Given information:
= = =

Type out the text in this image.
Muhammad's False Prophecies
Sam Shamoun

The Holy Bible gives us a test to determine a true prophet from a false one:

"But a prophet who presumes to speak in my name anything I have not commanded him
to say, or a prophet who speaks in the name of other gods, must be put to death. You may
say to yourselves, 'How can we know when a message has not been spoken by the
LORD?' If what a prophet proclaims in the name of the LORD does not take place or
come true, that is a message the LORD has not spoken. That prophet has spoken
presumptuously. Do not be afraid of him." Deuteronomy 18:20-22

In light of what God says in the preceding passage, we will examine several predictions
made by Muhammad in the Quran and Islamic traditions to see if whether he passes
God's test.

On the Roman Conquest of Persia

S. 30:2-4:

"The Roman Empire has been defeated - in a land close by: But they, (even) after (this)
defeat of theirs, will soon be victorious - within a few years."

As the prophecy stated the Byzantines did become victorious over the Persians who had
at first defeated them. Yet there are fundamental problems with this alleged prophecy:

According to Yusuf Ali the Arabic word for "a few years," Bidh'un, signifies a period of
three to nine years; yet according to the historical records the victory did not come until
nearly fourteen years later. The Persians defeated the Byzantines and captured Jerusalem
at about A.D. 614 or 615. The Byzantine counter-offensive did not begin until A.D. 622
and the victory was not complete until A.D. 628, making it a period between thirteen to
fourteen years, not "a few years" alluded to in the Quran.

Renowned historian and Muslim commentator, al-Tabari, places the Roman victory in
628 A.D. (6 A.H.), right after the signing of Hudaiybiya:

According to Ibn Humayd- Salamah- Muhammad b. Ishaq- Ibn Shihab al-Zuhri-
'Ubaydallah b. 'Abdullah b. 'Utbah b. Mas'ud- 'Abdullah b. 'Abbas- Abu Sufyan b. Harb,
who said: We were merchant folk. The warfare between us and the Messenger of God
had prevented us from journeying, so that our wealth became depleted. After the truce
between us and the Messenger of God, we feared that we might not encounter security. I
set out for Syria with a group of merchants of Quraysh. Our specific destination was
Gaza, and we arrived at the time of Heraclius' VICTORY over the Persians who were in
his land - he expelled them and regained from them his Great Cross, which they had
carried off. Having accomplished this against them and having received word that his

= = =

Given problem:
Reproduce the listing in full. Keep it exactly as written.

Output of the task:
Type out the text in this image.
Muhammad's False Prophecies
Sam Shamoun

The Holy Bible gives us a test to determine a true prophet from a false one:

"But a prophet who presumes to speak in my name anything I have not commanded him
to say, or a prophet who speaks in the name of other gods, must be put to death. You may
say to yourselves, 'How can we know when a message has not been spoken by the
LORD?' If what a prophet proclaims in the name of the LORD does not take place or
come true, that is a message the LORD has not spoken. That prophet has spoken
presumptuously. Do not be afraid of him." Deuteronomy 18:20-22

In light of what God says in the preceding passage, we will examine several predictions
made by Muhammad in the Quran and Islamic traditions to see if whether he passes
God's test.

On the Roman Conquest of Persia

S. 30:2-4:

"The Roman Empire has been defeated - in a land close by: But they, (even) after (this)
defeat of theirs, will soon be victorious - within a few years."

As the prophecy stated the Byzantines did become victorious over the Persians who had
at first defeated them. Yet there are fundamental problems with this alleged prophecy:

According to Yusuf Ali the Arabic word for "a few years," Bidh'un, signifies a period of
three to nine years; yet according to the historical records the victory did not come until
nearly fourteen years later. The Persians defeated the Byzantines and captured Jerusalem
at about A.D. 614 or 615. The Byzantine counter-offensive did not begin until A.D. 622
and the victory was not complete until A.D. 628, making it a period between thirteen to
fourteen years, not "a few years" alluded to in the Quran.

Renowned historian and Muslim commentator, al-Tabari, places the Roman victory in
628 A.D. (6 A.H.), right after the signing of Hudaiybiya:

According to Ibn Humayd- Salamah- Muhammad b. Ishaq- Ibn Shihab al-Zuhri-
'Ubaydallah b. 'Abdullah b. 'Utbah b. Mas'ud- 'Abdullah b. 'Abbas- Abu Sufyan b. Harb,
who said: We were merchant folk. The warfare between us and the Messenger of God
had prevented us from journeying, so that our wealth became depleted. After the truce
between us and the Messenger of God, we feared that we might not encounter security. I
set out for Syria with a group of merchants of Quraysh. Our specific destination was
Gaza, and we arrived at the time of Heraclius' VICTORY over the Persians who were in
his land - he expelled them and regained from them his Great Cross, which they had
carried off. Having accomplished this against them and having received word that his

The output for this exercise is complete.